**CHALLENGE:**
Search the records that follow and extract every line containing the string "Basım".

[START]

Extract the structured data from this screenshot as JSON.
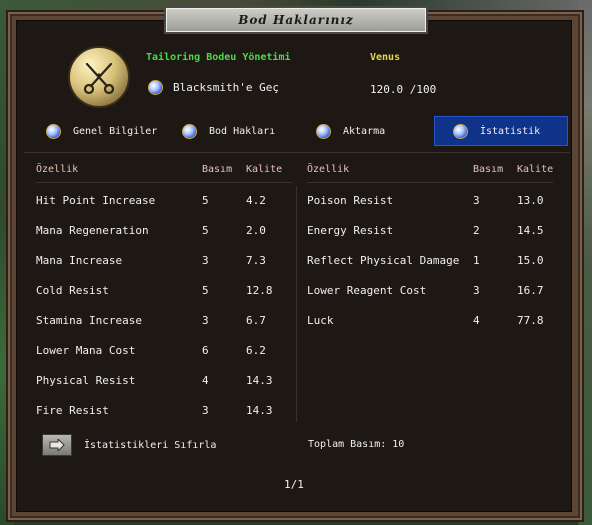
{
  "window": {
    "title": "Bod Haklarınız"
  },
  "header": {
    "task_name": "Tailoring Bodeu Yönetimi",
    "player_name": "Venus",
    "action_label": "Blacksmith'e Geç",
    "points": "120.0 /100"
  },
  "tabs": [
    {
      "label": "Genel Bilgiler"
    },
    {
      "label": "Bod Hakları"
    },
    {
      "label": "Aktarma"
    },
    {
      "label": "İstatistik",
      "active": true
    }
  ],
  "columns": {
    "property": "Özellik",
    "count": "Basım",
    "quality": "Kalite"
  },
  "stats_left": [
    {
      "name": "Hit Point Increase",
      "count": "5",
      "quality": "4.2"
    },
    {
      "name": "Mana Regeneration",
      "count": "5",
      "quality": "2.0"
    },
    {
      "name": "Mana Increase",
      "count": "3",
      "quality": "7.3"
    },
    {
      "name": "Cold Resist",
      "count": "5",
      "quality": "12.8"
    },
    {
      "name": "Stamina Increase",
      "count": "3",
      "quality": "6.7"
    },
    {
      "name": "Lower Mana Cost",
      "count": "6",
      "quality": "6.2"
    },
    {
      "name": "Physical Resist",
      "count": "4",
      "quality": "14.3"
    },
    {
      "name": "Fire Resist",
      "count": "3",
      "quality": "14.3"
    }
  ],
  "stats_right": [
    {
      "name": "Poison Resist",
      "count": "3",
      "quality": "13.0"
    },
    {
      "name": "Energy Resist",
      "count": "2",
      "quality": "14.5"
    },
    {
      "name": "Reflect Physical Damage",
      "count": "1",
      "quality": "15.0"
    },
    {
      "name": "Lower Reagent Cost",
      "count": "3",
      "quality": "16.7"
    },
    {
      "name": "Luck",
      "count": "4",
      "quality": "77.8"
    }
  ],
  "footer": {
    "reset_label": "İstatistikleri Sıfırla",
    "total_label": "Toplam Basım: 10",
    "page": "1/1"
  },
  "colors": {
    "task": "#4cd84c",
    "player": "#e8d84a",
    "active_tab": "#10338a",
    "header_text": "#e6c4b4"
  }
}
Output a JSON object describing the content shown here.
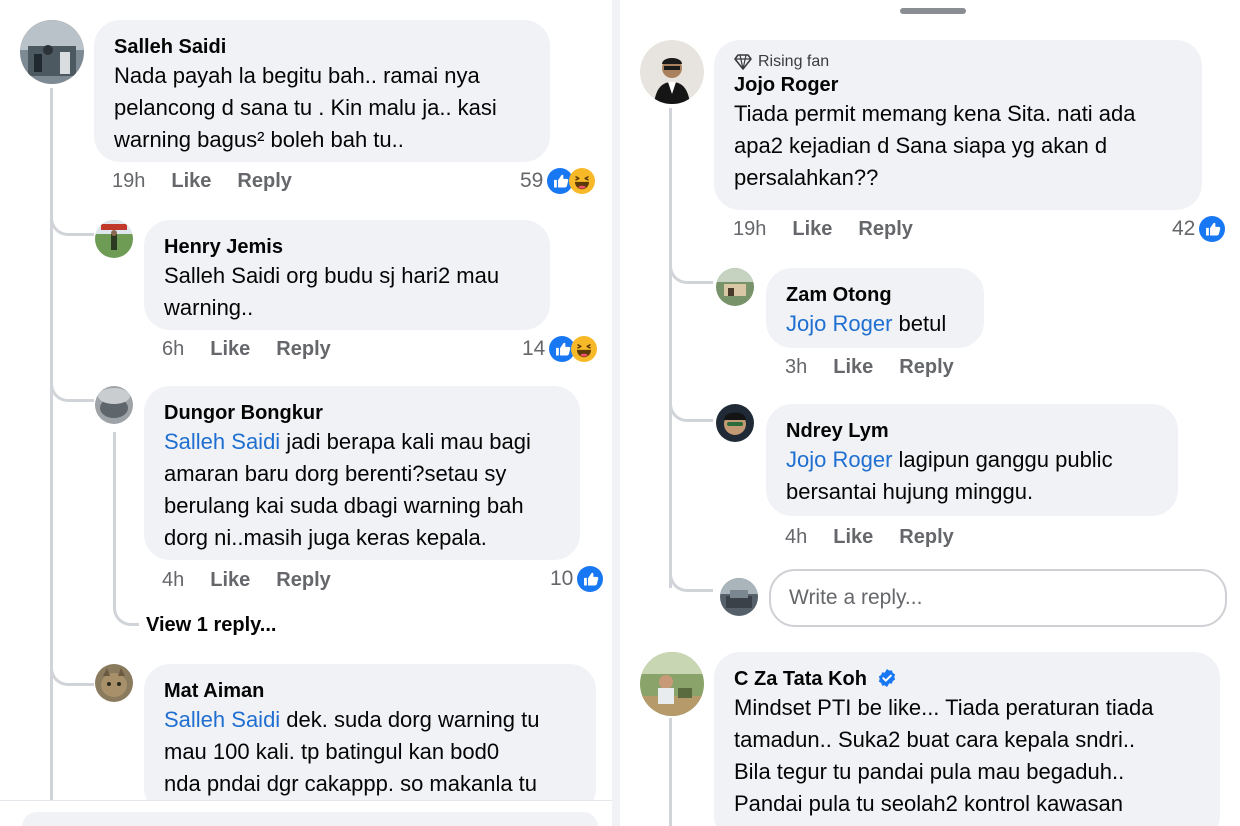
{
  "left": {
    "comments": [
      {
        "name": "Salleh Saidi",
        "lines": [
          "Nada payah la begitu bah.. ramai nya",
          "pelancong d sana tu . Kin malu ja.. kasi",
          "warning bagus² boleh bah tu.."
        ],
        "time": "19h",
        "like": "Like",
        "reply": "Reply",
        "reactions": "59",
        "reaction_icons": [
          "like-reaction-icon",
          "haha-reaction-icon"
        ]
      },
      {
        "name": "Henry Jemis",
        "lines": [
          "Salleh Saidi org budu sj hari2 mau",
          "warning.."
        ],
        "time": "6h",
        "like": "Like",
        "reply": "Reply",
        "reactions": "14",
        "reaction_icons": [
          "like-reaction-icon",
          "haha-reaction-icon"
        ]
      },
      {
        "name": "Dungor Bongkur",
        "mention": "Salleh Saidi",
        "first_rest": " jadi berapa kali mau bagi",
        "lines": [
          "amaran baru dorg berenti?setau sy",
          "berulang kai suda dbagi warning bah",
          "dorg ni..masih juga keras kepala."
        ],
        "time": "4h",
        "like": "Like",
        "reply": "Reply",
        "reactions": "10",
        "reaction_icons": [
          "like-reaction-icon"
        ],
        "view_replies": "View 1 reply..."
      },
      {
        "name": "Mat Aiman",
        "mention": "Salleh Saidi",
        "first_rest": " dek. suda dorg warning tu",
        "lines": [
          "mau 100 kali. tp batingul kan bod0",
          "nda pndai dgr cakappp. so makanla tu"
        ]
      }
    ]
  },
  "right": {
    "comments": [
      {
        "badge": "Rising fan",
        "name": "Jojo Roger",
        "lines": [
          "Tiada permit memang kena Sita. nati ada",
          "apa2 kejadian d Sana siapa yg akan d",
          "persalahkan??"
        ],
        "time": "19h",
        "like": "Like",
        "reply": "Reply",
        "reactions": "42",
        "reaction_icons": [
          "like-reaction-icon"
        ]
      },
      {
        "name": "Zam Otong",
        "mention": "Jojo Roger",
        "first_rest": " betul",
        "time": "3h",
        "like": "Like",
        "reply": "Reply"
      },
      {
        "name": "Ndrey Lym",
        "mention": "Jojo Roger",
        "first_rest": "  lagipun ganggu public",
        "lines": [
          "bersantai hujung minggu."
        ],
        "time": "4h",
        "like": "Like",
        "reply": "Reply"
      },
      {
        "name": "C Za Tata Koh",
        "verified": true,
        "lines": [
          "Mindset PTI be like... Tiada peraturan tiada",
          "tamadun.. Suka2 buat cara kepala sndri..",
          "Bila tegur tu pandai pula mau begaduh..",
          "Pandai pula tu seolah2 kontrol kawasan"
        ]
      }
    ],
    "write_reply_placeholder": "Write a reply..."
  },
  "colors": {
    "bubble": "#f0f2f5",
    "mention": "#1f6fd1",
    "meta": "#65676b",
    "like_blue": "#1877f2",
    "haha_yellow": "#f7b928"
  }
}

[END]

**FULL OUTPUT:**
    "count": "Basım",
    "total_label": "Toplam Basım: 10",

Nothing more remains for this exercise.